**PROBLEM REQUIREMENTS**
Reproduce the data below verbatim, line for line, omitting the pictures.

**EXTRACTED DATA**
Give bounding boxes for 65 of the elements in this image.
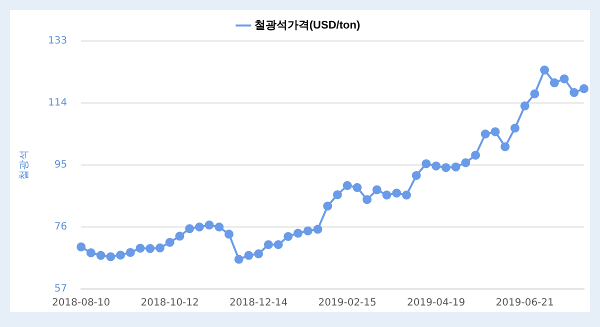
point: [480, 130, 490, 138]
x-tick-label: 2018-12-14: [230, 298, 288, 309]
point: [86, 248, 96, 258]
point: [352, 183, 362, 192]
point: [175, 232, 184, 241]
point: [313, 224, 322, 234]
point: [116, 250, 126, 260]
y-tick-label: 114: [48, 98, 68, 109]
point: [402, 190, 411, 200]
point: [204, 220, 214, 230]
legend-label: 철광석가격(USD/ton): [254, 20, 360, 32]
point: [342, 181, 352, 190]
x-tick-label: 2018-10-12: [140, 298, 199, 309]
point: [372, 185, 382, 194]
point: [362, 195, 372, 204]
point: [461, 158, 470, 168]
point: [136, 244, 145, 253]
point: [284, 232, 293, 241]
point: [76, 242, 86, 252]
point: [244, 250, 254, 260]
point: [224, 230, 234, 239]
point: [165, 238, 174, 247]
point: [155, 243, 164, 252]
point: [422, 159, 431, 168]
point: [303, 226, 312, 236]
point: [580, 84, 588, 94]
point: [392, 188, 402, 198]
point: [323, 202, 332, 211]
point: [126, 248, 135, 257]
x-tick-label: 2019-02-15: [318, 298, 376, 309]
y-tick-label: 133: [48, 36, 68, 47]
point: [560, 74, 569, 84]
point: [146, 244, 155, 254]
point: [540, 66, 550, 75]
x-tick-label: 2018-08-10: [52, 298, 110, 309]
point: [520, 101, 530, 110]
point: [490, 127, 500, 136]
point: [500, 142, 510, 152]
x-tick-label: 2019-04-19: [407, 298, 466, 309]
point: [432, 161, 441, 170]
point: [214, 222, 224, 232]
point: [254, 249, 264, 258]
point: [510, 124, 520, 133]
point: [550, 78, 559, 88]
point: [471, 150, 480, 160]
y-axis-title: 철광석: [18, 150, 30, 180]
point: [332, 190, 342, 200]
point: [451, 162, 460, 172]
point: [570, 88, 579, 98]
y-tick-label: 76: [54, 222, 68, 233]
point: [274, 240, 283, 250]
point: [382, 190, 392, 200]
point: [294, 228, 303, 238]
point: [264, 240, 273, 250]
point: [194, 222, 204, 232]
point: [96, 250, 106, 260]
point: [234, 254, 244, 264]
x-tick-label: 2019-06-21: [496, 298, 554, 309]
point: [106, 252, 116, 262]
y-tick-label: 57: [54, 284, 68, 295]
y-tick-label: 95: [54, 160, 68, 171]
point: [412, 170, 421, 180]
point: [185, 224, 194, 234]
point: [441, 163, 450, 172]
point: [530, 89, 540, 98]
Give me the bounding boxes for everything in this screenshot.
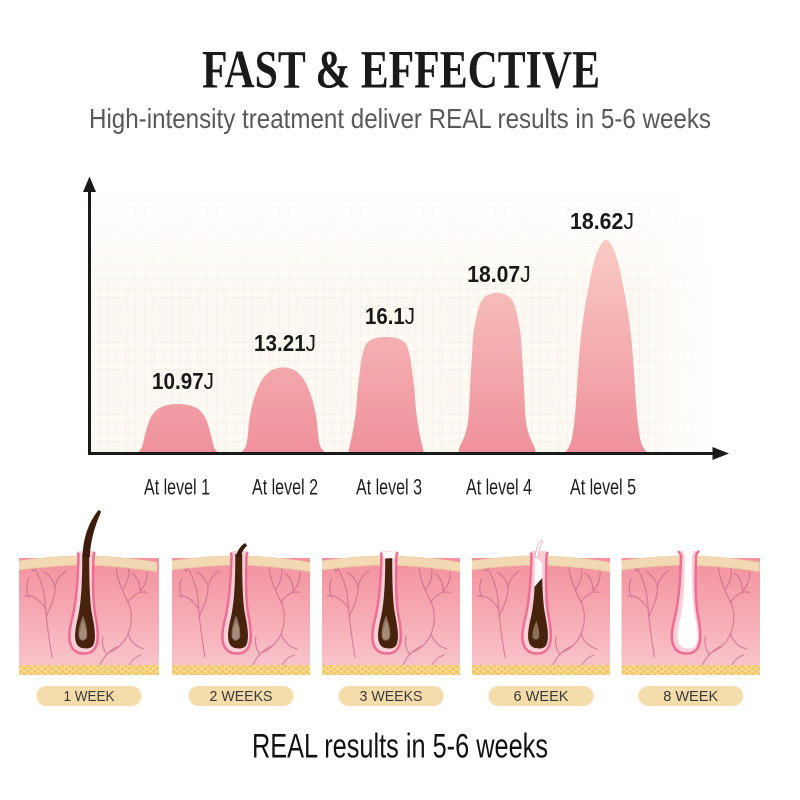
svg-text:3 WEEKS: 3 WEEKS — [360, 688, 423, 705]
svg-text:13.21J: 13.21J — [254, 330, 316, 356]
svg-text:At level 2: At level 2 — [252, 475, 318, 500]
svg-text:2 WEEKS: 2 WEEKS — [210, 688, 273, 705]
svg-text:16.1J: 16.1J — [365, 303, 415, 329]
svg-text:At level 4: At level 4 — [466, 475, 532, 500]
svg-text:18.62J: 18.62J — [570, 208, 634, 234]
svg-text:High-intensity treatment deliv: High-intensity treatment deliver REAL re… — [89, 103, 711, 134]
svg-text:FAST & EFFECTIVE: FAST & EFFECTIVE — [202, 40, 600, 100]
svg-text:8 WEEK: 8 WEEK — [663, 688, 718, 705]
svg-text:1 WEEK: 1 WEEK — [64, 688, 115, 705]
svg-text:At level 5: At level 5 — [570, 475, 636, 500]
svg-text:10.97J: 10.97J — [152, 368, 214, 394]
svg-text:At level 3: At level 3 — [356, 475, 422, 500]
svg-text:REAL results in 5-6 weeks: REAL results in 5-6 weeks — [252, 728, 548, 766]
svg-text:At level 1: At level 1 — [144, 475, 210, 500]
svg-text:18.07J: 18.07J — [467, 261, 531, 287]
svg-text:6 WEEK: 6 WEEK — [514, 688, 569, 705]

**COMPLETED EXERCISE**
Give bounding boxes for 65 of the elements in this image.
point: [480, 130, 490, 138]
x-tick-label: 2018-12-14: [230, 298, 288, 309]
point: [86, 248, 96, 258]
point: [352, 183, 362, 192]
point: [175, 232, 184, 241]
point: [313, 224, 322, 234]
point: [116, 250, 126, 260]
y-tick-label: 114: [48, 98, 68, 109]
point: [402, 190, 411, 200]
point: [204, 220, 214, 230]
legend-label: 철광석가격(USD/ton): [254, 20, 360, 32]
point: [342, 181, 352, 190]
x-tick-label: 2018-10-12: [140, 298, 199, 309]
point: [372, 185, 382, 194]
point: [362, 195, 372, 204]
point: [461, 158, 470, 168]
point: [136, 244, 145, 253]
point: [284, 232, 293, 241]
point: [76, 242, 86, 252]
point: [244, 250, 254, 260]
point: [224, 230, 234, 239]
point: [165, 238, 174, 247]
point: [155, 243, 164, 252]
point: [422, 159, 431, 168]
point: [303, 226, 312, 236]
point: [580, 84, 588, 94]
point: [392, 188, 402, 198]
point: [323, 202, 332, 211]
point: [126, 248, 135, 257]
x-tick-label: 2019-02-15: [318, 298, 376, 309]
y-tick-label: 133: [48, 36, 68, 47]
point: [560, 74, 569, 84]
point: [146, 244, 155, 254]
point: [540, 66, 550, 75]
x-tick-label: 2018-08-10: [52, 298, 110, 309]
point: [520, 101, 530, 110]
point: [490, 127, 500, 136]
point: [500, 142, 510, 152]
x-tick-label: 2019-04-19: [407, 298, 466, 309]
point: [432, 161, 441, 170]
point: [214, 222, 224, 232]
point: [254, 249, 264, 258]
point: [510, 124, 520, 133]
point: [550, 78, 559, 88]
point: [471, 150, 480, 160]
y-axis-title: 철광석: [18, 150, 30, 180]
point: [332, 190, 342, 200]
point: [451, 162, 460, 172]
point: [570, 88, 579, 98]
y-tick-label: 76: [54, 222, 68, 233]
point: [274, 240, 283, 250]
point: [382, 190, 392, 200]
point: [294, 228, 303, 238]
point: [264, 240, 273, 250]
point: [194, 222, 204, 232]
point: [96, 250, 106, 260]
point: [234, 254, 244, 264]
x-tick-label: 2019-06-21: [496, 298, 554, 309]
point: [106, 252, 116, 262]
y-tick-label: 57: [54, 284, 68, 295]
y-tick-label: 95: [54, 160, 68, 171]
point: [412, 170, 421, 180]
point: [185, 224, 194, 234]
point: [441, 163, 450, 172]
point: [530, 89, 540, 98]
Give me the bounding boxes for everything in this screenshot.
svg-text:3 WEEKS: 3 WEEKS — [360, 688, 423, 705]
svg-text:13.21J: 13.21J — [254, 330, 316, 356]
svg-text:At level 2: At level 2 — [252, 475, 318, 500]
svg-text:2 WEEKS: 2 WEEKS — [210, 688, 273, 705]
svg-text:16.1J: 16.1J — [365, 303, 415, 329]
svg-text:At level 4: At level 4 — [466, 475, 532, 500]
svg-text:18.62J: 18.62J — [570, 208, 634, 234]
svg-text:High-intensity treatment deliv: High-intensity treatment deliver REAL re… — [89, 103, 711, 134]
svg-text:FAST & EFFECTIVE: FAST & EFFECTIVE — [202, 40, 600, 100]
svg-text:8 WEEK: 8 WEEK — [663, 688, 718, 705]
svg-text:1 WEEK: 1 WEEK — [64, 688, 115, 705]
svg-text:At level 5: At level 5 — [570, 475, 636, 500]
svg-text:10.97J: 10.97J — [152, 368, 214, 394]
svg-text:At level 3: At level 3 — [356, 475, 422, 500]
svg-text:REAL results in 5-6 weeks: REAL results in 5-6 weeks — [252, 728, 548, 766]
svg-text:At level 1: At level 1 — [144, 475, 210, 500]
svg-text:18.07J: 18.07J — [467, 261, 531, 287]
svg-text:6 WEEK: 6 WEEK — [514, 688, 569, 705]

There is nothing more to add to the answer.